## DIRECTION
Locate every line in the material below that has the word "available". Copy each of those lines.

— Begin INFORMATION PROVIDED —

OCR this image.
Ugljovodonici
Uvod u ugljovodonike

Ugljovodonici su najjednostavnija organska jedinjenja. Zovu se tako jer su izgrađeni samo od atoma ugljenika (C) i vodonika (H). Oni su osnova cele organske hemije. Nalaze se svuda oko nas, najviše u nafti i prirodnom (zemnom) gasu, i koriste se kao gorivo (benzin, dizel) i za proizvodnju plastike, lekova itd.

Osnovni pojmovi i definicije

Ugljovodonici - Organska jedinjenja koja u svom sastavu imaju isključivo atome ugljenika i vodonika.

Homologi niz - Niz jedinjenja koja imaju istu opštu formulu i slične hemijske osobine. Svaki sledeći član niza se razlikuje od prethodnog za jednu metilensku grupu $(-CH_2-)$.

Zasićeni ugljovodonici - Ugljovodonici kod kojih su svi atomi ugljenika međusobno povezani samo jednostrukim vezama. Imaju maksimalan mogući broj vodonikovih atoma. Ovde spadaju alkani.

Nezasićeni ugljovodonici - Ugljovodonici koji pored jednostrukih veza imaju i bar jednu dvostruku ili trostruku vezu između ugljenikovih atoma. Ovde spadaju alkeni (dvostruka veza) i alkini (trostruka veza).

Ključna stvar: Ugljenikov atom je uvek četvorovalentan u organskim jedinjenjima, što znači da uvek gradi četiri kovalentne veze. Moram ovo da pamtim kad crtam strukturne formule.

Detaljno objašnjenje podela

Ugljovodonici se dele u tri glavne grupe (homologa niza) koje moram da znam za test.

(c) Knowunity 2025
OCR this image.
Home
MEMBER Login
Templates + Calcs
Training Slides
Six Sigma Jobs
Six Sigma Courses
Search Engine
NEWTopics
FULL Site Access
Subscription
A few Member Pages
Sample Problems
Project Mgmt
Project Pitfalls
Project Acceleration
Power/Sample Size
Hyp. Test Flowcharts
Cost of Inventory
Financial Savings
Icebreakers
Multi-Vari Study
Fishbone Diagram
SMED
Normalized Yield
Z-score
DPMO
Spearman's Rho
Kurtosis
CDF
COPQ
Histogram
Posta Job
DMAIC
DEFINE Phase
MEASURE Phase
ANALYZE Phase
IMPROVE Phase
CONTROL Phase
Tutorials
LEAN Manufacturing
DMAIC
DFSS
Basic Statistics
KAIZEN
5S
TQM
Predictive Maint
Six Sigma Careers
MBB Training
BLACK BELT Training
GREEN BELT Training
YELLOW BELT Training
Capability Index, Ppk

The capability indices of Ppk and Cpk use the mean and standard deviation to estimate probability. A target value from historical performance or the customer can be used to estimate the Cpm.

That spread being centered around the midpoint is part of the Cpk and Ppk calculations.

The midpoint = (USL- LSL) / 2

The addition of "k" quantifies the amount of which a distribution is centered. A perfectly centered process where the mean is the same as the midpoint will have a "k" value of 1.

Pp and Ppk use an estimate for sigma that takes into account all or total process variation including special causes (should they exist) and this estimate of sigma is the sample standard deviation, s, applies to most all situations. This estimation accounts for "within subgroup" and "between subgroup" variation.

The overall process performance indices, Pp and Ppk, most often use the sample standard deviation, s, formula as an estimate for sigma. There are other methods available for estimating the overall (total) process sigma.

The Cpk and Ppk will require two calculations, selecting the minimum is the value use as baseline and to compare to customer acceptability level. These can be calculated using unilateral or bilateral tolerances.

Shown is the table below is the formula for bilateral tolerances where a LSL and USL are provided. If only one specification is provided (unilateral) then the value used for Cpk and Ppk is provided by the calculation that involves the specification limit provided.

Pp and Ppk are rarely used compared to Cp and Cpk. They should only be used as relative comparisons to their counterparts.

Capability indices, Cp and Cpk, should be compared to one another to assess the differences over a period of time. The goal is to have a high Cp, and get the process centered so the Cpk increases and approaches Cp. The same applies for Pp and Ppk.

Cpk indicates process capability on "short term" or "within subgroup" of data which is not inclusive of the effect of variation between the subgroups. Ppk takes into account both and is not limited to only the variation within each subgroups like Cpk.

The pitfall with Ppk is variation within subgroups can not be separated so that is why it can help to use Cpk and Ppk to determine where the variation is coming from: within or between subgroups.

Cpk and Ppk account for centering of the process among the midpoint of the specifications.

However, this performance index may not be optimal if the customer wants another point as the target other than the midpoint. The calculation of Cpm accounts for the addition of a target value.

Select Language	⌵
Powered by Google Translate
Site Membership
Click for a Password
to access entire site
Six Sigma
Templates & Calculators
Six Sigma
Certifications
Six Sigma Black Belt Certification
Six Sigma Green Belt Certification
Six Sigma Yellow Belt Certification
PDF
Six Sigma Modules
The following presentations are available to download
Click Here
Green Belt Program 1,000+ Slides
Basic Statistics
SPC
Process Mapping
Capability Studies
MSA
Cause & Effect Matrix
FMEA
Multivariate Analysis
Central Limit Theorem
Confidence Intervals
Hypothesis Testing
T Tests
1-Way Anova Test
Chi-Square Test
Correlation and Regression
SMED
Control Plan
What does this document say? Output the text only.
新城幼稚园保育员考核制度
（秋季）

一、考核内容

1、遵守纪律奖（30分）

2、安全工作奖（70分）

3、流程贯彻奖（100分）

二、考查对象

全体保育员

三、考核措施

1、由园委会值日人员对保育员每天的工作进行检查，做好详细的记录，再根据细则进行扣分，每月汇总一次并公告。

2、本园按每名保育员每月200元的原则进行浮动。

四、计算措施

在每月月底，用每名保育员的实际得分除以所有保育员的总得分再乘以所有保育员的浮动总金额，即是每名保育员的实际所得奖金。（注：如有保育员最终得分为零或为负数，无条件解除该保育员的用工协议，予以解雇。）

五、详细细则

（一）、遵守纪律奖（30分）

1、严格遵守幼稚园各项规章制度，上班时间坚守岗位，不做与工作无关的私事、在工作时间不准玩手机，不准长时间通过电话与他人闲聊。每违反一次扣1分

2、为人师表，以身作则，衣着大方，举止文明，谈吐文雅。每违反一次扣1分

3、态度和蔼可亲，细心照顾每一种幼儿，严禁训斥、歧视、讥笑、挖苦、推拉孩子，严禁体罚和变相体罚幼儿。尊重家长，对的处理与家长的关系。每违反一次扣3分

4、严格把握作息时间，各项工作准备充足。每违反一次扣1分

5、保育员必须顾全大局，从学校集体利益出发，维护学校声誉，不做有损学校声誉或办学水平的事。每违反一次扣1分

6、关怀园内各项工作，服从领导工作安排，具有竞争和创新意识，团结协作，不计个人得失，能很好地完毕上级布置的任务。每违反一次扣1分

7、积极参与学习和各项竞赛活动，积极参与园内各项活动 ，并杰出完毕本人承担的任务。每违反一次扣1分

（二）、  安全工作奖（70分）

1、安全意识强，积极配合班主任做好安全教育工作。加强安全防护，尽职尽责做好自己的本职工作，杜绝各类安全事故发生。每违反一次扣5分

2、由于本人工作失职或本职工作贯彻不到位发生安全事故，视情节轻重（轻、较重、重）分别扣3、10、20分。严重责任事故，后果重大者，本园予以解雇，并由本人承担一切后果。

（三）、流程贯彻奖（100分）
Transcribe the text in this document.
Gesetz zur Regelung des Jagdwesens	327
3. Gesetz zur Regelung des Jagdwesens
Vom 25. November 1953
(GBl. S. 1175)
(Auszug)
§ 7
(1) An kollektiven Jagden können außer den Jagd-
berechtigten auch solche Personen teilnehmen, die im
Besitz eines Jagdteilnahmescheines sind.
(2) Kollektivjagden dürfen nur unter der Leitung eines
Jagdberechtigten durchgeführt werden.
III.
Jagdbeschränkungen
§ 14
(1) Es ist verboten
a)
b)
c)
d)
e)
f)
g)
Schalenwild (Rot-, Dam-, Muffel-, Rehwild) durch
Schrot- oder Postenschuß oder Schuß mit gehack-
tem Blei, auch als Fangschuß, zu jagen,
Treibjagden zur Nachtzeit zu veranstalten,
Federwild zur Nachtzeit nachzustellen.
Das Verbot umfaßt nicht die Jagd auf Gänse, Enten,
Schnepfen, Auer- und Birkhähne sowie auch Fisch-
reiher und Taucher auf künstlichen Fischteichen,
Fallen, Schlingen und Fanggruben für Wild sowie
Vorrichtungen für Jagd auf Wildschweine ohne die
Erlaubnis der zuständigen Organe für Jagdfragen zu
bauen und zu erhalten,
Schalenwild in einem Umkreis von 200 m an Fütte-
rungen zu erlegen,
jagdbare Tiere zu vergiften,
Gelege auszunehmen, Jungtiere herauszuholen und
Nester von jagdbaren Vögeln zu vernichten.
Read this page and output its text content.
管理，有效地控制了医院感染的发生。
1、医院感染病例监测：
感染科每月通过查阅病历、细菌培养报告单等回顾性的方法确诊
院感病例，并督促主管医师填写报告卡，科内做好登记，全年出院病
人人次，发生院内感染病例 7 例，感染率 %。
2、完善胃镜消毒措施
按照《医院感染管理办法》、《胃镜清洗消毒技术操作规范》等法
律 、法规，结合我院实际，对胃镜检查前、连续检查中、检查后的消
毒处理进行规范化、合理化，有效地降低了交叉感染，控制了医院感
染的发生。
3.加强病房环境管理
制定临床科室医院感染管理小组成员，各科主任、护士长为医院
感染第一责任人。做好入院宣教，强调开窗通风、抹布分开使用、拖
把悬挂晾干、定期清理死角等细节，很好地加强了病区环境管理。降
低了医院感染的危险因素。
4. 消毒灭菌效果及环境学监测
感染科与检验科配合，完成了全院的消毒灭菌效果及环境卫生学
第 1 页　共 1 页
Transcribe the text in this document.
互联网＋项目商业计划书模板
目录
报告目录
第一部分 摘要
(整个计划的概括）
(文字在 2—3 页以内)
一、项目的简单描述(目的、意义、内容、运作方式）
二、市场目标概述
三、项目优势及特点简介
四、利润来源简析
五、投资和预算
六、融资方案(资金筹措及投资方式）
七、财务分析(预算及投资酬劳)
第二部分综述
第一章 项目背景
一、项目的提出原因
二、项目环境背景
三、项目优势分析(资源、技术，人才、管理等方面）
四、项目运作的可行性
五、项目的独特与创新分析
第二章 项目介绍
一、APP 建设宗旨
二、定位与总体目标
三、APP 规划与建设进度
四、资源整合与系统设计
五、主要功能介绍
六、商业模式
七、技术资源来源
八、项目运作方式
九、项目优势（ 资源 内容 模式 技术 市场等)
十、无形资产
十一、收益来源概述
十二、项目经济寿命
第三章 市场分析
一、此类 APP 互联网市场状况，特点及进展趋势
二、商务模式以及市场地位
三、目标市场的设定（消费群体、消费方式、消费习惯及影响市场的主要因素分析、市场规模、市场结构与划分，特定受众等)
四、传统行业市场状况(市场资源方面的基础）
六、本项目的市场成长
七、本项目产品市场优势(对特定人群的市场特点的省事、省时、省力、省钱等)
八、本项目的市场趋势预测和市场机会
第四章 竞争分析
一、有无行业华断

— End INFORMATION PROVIDED —

## WORKED SOLUTION
The overall process performance indices, Pp and Ppk, most often use the sample standard deviation, s, formula as an estimate for sigma. There are other methods available for estimating the overall (total) process sigma.
The following presentations are available to download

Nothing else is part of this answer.